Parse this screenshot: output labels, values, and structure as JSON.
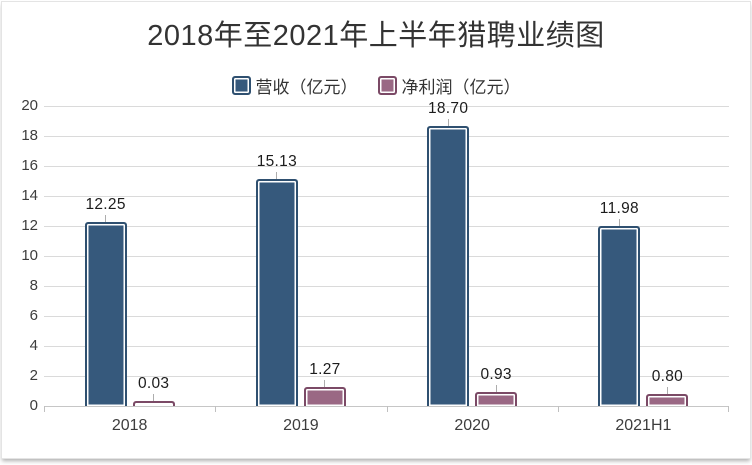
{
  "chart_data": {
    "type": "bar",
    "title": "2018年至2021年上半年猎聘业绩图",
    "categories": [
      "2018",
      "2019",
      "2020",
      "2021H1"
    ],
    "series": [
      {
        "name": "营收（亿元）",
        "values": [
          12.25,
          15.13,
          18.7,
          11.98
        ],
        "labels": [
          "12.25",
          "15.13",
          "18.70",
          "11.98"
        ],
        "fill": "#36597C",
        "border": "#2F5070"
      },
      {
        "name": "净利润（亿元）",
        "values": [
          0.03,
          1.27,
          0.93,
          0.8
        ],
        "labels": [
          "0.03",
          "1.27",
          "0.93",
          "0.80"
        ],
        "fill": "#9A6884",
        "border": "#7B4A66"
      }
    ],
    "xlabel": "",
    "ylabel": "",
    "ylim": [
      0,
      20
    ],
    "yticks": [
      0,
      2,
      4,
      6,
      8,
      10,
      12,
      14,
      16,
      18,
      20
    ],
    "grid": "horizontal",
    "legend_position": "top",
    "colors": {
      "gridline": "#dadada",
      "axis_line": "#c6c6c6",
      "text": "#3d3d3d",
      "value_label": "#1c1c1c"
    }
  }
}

◇ ◇ ◇ ◇

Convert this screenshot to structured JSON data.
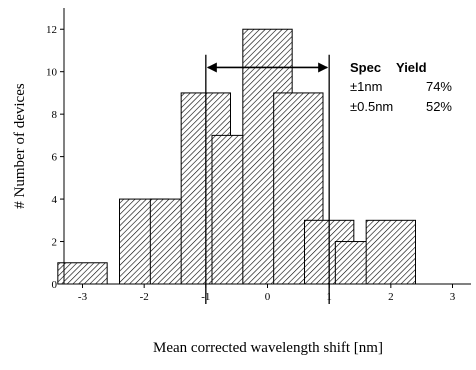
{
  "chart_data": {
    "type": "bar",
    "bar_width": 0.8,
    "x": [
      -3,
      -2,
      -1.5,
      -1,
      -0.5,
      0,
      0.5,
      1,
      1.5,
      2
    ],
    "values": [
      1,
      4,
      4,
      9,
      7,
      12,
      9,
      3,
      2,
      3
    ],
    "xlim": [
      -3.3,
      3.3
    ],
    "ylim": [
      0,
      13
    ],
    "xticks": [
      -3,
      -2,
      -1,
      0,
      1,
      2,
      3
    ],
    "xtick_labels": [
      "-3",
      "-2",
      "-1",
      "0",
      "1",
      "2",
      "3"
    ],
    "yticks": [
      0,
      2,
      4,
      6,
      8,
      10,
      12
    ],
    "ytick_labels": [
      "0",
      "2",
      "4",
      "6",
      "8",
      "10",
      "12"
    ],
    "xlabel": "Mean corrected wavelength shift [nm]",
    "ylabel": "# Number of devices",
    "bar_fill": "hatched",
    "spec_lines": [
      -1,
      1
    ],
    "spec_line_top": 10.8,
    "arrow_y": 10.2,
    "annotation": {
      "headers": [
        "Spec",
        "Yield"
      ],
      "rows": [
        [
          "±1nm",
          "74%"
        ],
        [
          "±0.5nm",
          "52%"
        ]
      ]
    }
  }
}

◇ ◇ ◇ ◇

→ **Exercise description**
Take every line containing the word "xlabel" and copy it.

→ **Response below**
    "xlabel": "",
    "xlabel": "Mean corrected wavelength shift [nm]",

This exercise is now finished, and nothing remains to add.